→ JOB
Tally the lines of the listing that contain the string "разряжают". Give the number and nothing else.

------------------------------------------------

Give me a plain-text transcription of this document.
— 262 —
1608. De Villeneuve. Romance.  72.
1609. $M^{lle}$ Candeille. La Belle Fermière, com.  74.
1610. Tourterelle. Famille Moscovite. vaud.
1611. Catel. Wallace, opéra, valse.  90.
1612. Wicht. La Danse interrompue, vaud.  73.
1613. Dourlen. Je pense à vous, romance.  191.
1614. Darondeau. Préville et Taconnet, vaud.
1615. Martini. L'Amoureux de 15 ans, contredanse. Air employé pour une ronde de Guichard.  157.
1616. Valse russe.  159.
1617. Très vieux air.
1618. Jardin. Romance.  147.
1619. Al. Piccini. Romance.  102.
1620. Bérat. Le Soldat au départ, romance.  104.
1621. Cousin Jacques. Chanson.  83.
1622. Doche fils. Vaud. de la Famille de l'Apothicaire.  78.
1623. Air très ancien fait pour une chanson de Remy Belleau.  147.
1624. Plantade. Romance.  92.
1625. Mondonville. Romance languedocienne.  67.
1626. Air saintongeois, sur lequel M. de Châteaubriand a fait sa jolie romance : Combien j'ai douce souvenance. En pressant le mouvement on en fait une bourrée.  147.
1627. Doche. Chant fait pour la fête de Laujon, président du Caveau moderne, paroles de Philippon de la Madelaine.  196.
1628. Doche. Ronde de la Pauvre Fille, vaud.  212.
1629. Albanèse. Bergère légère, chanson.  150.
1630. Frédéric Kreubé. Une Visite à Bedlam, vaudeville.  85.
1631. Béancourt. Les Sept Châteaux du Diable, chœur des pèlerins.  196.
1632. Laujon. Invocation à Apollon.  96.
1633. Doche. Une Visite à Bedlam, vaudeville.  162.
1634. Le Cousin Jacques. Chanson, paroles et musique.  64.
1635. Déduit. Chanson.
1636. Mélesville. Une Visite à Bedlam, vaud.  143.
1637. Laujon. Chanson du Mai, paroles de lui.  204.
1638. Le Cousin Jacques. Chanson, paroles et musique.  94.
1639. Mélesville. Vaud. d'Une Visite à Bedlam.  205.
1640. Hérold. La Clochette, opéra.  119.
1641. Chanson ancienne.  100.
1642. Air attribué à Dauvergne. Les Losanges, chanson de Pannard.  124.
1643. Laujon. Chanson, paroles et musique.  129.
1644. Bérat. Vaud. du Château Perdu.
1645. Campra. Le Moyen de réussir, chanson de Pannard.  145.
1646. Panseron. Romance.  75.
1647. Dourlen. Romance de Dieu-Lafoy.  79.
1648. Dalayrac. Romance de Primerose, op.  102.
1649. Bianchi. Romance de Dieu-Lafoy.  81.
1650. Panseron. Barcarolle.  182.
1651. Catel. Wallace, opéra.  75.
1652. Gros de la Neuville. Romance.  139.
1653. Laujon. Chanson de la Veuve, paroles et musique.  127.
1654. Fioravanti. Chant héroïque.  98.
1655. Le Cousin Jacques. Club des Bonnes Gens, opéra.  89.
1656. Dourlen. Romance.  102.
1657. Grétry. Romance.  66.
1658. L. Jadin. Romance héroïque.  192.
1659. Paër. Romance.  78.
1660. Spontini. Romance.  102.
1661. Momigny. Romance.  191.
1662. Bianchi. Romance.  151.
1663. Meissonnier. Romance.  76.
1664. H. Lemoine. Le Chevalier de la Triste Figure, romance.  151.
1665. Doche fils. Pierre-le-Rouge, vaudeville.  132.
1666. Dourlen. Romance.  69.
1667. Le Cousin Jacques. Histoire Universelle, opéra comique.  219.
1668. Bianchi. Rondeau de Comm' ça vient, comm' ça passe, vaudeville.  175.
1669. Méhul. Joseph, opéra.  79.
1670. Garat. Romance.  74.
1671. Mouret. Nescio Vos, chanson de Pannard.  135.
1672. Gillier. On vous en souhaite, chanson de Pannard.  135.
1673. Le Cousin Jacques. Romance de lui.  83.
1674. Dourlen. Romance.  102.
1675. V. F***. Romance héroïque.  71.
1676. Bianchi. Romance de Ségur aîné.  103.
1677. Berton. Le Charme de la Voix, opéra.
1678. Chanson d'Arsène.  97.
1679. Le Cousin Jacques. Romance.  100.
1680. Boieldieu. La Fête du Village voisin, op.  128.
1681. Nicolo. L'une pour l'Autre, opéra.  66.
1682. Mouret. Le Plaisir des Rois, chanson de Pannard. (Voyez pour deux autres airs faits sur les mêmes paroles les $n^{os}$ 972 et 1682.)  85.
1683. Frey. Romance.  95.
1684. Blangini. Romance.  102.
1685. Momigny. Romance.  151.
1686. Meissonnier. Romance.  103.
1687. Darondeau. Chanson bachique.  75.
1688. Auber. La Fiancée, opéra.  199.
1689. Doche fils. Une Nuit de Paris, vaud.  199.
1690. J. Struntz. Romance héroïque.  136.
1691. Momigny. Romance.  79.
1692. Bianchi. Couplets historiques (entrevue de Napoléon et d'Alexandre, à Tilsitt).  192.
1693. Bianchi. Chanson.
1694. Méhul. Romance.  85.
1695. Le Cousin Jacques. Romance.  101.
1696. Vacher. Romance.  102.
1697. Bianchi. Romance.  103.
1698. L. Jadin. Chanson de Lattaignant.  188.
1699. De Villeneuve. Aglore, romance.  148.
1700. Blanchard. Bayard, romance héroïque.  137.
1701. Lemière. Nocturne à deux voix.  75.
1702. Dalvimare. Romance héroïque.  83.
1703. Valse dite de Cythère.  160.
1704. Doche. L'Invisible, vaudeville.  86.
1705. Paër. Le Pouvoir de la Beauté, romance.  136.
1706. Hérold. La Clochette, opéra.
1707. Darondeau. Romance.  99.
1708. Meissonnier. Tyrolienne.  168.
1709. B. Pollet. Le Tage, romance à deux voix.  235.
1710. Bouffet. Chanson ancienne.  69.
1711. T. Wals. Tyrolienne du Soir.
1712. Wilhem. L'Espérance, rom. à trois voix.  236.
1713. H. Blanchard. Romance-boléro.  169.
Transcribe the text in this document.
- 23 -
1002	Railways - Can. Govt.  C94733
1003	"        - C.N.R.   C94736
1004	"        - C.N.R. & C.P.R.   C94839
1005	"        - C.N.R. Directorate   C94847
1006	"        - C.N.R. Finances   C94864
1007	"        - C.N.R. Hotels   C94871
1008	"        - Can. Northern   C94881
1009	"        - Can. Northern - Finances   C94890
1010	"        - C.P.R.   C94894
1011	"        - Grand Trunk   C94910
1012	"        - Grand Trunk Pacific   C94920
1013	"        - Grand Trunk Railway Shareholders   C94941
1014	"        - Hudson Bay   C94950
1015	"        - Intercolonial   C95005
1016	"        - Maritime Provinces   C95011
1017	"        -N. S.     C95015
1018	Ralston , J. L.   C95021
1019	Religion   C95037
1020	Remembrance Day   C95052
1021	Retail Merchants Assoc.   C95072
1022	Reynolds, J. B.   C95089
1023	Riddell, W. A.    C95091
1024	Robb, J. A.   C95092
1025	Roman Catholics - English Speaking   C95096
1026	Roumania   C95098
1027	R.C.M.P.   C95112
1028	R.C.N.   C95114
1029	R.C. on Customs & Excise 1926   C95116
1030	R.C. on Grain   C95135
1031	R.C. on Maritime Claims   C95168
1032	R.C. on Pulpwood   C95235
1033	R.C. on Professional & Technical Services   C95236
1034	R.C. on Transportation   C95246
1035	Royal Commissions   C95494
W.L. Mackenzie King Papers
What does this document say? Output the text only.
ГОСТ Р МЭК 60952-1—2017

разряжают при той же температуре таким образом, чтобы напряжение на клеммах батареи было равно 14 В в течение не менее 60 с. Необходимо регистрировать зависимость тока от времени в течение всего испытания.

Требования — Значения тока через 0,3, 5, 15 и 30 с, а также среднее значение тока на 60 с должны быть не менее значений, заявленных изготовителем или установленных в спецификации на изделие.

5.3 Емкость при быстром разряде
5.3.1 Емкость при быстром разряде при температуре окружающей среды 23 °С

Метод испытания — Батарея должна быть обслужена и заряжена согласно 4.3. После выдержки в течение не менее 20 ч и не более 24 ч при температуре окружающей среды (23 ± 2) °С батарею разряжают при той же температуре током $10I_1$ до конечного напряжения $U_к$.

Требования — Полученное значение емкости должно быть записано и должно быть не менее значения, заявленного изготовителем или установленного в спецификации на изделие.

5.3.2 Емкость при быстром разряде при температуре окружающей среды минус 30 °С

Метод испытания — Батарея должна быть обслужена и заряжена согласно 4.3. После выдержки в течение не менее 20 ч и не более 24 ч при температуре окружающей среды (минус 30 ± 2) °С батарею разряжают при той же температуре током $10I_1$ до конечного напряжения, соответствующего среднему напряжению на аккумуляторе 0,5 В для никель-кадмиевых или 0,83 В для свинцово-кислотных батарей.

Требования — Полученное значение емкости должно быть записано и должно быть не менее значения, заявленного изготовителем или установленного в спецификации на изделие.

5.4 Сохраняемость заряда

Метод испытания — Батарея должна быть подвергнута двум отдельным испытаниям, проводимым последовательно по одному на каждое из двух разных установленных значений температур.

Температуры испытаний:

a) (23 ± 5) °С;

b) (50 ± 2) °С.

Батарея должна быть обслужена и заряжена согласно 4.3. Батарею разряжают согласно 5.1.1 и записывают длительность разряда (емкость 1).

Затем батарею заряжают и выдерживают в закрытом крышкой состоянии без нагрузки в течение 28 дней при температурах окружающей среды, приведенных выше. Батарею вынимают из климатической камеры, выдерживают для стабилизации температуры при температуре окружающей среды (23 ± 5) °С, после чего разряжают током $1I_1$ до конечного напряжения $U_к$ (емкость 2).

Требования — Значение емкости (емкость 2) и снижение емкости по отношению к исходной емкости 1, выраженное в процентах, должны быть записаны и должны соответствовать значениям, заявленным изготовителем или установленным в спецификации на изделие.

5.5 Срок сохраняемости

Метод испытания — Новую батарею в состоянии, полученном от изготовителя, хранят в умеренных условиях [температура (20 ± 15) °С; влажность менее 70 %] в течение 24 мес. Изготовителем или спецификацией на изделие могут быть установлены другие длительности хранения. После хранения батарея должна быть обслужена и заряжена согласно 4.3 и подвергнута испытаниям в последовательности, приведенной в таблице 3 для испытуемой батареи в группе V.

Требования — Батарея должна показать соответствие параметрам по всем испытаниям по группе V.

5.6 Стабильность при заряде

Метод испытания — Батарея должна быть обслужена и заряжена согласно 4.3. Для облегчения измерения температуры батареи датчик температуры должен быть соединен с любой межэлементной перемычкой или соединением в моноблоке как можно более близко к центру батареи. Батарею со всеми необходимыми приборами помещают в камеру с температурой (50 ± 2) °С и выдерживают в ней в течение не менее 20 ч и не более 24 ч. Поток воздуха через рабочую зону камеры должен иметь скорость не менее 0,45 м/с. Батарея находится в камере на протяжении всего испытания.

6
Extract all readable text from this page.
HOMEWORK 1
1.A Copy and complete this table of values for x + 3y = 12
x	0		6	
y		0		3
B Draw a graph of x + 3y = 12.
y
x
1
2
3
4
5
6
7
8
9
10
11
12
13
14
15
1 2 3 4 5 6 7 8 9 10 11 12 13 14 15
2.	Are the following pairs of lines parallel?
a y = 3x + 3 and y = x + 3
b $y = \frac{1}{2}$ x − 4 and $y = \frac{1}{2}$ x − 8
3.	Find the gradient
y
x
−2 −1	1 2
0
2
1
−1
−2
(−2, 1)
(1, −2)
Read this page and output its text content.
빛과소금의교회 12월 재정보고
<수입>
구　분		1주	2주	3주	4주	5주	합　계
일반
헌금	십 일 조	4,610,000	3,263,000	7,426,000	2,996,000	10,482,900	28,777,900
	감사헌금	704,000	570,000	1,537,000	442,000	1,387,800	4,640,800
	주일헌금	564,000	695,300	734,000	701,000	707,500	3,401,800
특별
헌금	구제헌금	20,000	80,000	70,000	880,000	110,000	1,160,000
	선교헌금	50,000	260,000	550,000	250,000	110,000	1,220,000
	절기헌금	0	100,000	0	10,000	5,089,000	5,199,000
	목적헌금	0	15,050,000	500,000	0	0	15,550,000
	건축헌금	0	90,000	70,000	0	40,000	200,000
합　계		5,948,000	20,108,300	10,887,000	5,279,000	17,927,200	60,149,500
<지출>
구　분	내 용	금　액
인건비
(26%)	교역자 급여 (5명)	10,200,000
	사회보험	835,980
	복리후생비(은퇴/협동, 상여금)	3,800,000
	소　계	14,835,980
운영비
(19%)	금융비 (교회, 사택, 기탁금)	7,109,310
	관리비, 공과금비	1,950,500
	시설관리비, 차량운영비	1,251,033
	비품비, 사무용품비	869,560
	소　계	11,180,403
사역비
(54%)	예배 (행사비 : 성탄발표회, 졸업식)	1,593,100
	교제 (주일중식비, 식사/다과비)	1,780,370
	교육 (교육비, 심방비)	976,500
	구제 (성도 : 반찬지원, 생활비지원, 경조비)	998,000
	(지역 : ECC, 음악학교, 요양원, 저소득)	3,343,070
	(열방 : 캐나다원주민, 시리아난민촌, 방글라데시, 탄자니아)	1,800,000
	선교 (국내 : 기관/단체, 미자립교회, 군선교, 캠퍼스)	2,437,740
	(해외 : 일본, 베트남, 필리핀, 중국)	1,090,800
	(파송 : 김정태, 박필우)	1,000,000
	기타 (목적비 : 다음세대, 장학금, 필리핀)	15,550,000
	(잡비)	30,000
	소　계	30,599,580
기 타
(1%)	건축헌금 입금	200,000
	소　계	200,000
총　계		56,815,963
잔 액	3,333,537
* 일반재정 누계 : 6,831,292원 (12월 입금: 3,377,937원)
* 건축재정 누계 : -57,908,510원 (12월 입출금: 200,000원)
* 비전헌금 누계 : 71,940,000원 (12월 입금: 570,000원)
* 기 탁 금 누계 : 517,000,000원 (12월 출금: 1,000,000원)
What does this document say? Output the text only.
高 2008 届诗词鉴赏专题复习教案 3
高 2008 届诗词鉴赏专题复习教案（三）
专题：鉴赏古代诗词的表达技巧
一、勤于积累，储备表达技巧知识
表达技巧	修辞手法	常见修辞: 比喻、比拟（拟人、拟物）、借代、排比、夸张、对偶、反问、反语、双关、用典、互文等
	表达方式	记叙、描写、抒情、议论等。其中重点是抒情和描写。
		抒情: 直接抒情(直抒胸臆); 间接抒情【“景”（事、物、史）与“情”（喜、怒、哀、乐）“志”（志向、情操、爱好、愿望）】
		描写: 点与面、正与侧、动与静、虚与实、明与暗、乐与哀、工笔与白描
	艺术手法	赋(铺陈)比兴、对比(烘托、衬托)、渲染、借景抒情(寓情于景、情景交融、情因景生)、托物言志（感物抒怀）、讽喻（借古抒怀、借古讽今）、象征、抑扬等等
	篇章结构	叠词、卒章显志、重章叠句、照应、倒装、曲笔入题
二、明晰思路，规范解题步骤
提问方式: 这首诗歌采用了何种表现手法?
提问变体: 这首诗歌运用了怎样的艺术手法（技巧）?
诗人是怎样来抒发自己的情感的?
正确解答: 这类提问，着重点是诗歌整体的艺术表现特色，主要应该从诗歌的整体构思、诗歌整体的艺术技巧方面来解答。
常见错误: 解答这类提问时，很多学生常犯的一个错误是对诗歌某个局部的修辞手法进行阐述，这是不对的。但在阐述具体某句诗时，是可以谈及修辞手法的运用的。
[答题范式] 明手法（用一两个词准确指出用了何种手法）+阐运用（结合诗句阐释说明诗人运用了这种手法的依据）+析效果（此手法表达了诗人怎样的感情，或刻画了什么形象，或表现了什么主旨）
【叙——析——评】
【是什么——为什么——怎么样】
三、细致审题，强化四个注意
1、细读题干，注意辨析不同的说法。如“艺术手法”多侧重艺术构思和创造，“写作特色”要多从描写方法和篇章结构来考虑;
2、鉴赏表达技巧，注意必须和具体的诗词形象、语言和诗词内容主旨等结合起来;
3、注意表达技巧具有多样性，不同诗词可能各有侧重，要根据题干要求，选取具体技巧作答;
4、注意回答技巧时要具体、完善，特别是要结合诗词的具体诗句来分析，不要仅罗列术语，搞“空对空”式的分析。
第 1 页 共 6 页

------------------------------------------------

→ SOLVED PROBLEM
5